#### [抜粋]
**********

本活動は、2023年冬のプロジェクト立ち上げ時、そして2026年春の継続支援に向けたクラウドファンディングにおいて、多くの皆さまからご支援をいただいたことで実現しました。 これにより、2027年までを見据えた調査計画を継続的に推進できる見通しとなりました。

「Tara JAMBIO ブルーカーボンプロジェクト」は、日本全国13か所以上を対象に、約4年をかけて調査を行う国内でも大規模なブルーカーボン研究です。2027年も継続的な調査・発信を予定しています。

2024年に始動した1年目は、海藻を対象とした調査を、九州大学 天草臨海実験所、北海道大学 北方圏フィールド科学センター厚岸臨海実験所、島根大学 隠岐臨海実験所の3拠点で実施しました。また、海草を対象とした調査を広島大学 竹原ステーションで行いました。

2年目は、海藻を対象とした調査拠点を7か所に拡大し、筑波大学 下田臨海実験センター、長崎大学 環東シナ海環境資源研究センター(上五島)、高知大学 総合研究センター海洋生物研究教育施設、香川大学 瀬戸内圏研究センター庵治マリンステーション(小豆島)、新潟大学 佐渡自然共生科学センター臨海実験所、北海道大学 北方圏フィールド科学センター忍路臨海実験所、東北大学 大学院農学研究科附属女川フィールドセンターのご協力で調査を行いました。

**********

#### [資料]
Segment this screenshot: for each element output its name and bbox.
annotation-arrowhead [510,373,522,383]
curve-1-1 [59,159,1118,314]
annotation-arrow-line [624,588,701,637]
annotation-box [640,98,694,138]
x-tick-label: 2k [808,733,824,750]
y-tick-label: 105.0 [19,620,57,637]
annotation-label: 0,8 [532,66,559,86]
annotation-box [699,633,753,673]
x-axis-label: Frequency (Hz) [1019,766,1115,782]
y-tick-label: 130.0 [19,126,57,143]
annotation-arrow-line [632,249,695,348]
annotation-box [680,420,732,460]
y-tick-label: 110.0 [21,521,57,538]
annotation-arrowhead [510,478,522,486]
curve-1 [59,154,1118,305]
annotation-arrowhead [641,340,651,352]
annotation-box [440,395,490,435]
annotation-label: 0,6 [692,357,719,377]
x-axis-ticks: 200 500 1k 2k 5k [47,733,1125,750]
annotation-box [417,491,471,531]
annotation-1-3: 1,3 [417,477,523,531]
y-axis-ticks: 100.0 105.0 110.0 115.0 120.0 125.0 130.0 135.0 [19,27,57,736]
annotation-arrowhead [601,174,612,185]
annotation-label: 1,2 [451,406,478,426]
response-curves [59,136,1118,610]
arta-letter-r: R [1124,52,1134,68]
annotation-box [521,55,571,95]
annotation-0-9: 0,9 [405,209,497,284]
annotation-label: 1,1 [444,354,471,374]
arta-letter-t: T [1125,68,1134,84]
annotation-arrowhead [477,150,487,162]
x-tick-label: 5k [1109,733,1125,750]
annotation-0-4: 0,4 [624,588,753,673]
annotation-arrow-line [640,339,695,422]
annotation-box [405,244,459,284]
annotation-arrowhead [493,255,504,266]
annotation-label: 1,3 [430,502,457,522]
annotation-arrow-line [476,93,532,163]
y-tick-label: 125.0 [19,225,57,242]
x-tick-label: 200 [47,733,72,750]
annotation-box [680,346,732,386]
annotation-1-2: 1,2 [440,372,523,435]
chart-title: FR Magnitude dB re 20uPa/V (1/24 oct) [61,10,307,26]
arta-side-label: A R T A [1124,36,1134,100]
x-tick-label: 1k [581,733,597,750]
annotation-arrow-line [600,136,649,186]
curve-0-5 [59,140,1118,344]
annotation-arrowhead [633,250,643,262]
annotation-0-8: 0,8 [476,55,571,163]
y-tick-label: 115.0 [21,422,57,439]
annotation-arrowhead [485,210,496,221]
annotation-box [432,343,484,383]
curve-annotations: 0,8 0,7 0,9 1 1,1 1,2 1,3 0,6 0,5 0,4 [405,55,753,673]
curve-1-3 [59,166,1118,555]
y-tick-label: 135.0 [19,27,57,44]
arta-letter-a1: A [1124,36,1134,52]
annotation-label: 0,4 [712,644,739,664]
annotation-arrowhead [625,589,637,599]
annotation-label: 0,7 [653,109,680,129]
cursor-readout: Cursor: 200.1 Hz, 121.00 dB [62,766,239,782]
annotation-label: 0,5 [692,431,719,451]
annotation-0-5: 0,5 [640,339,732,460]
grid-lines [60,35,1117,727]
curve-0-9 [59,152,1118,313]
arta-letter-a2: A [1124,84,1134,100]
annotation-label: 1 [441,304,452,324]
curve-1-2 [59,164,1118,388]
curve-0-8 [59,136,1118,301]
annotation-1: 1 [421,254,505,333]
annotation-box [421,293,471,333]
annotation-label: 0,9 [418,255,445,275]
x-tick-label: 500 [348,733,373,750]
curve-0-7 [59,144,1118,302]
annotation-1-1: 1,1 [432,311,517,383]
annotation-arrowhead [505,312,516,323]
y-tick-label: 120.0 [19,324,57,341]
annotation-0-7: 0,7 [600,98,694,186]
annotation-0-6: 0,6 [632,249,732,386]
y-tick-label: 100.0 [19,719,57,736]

**********

#### [やること]
**A.** ブルーカーボンプロジェクトについての抜粋をもとに、次の問いに答えなさい。
(i) このプロジェクトは日本全国の何か所以上を調査の対象としているか。
(ii) 1年目に海藻を対象とした調査は何拠点で実施されたか。
(iii) 1年目に海草を対象とした調査はどこで行われたか。
**B.** ブルーカーボンプロジェクトについての文章を、最後の文の後から書き継ぎなさい。

#### [解答]
**A.**
(i) 13か所以上である。
(ii) 3拠点である。
(iii) 広島大学 竹原ステーションである。

**B.**
そして3年目となる今年は、海草をターゲットに下記の3カ所で調査および啓発活動を行います。

長崎大学 環東シナ海環境資源研究センター(大村)

東北大学 浅虫海洋生物学教育研究センター

北海道大学 北方圏フィールド科学センター厚岸臨海実験所

Tara JAMBIO ブルーカーボンプロジェクト調査地点マップ

■ブルーカーボン生態系の重要性と本プロジェクトの意義

ブルーカーボン生態系は、「生物のゆりかご」とも称されるほど、多様な生物を育む重要な環境です。同時に、炭素を隔離・貯留する機能を持つことから、地球温暖化の抑制やブルーカーボンクレジットの観点でも注目されています。

しかし、どの種類の海藻・海草が、どのようなメカニズムで炭素を隔離しているのかについては、未解明な部分が多く残されています。

本プロジェクトでは、以下のような調査を通じて、日本各地の沿岸域における大規模なデータ収集を行います。

炭素隔離過程(潜水・船舶調査):光合成、有機物輸送、溶存態有機物、分解性、堆積物コア、CO2収支、堆積物DNA

生物多様性の評価(潜水・船舶調査):葉上動物、環境DNA、遺伝的多様性、固着生物

■地域と連携した啓発活動も実施

調査拠点では、ブルーカーボン生態系の重要性やタラ オセアンの活動を伝えるため、一般の方を対象とした啓発活動も実施しています。

主な内容:

セミナー

ビーチクリーンなどの屋外活動

科学実験などの体験プログラム

過去2年間の活動では、子どもたちを含む多くの方々にご参加いただき、ブルーカーボン生態系や海の重要性について学んでいただきました。

今年も3拠点でイベントを開催予定です。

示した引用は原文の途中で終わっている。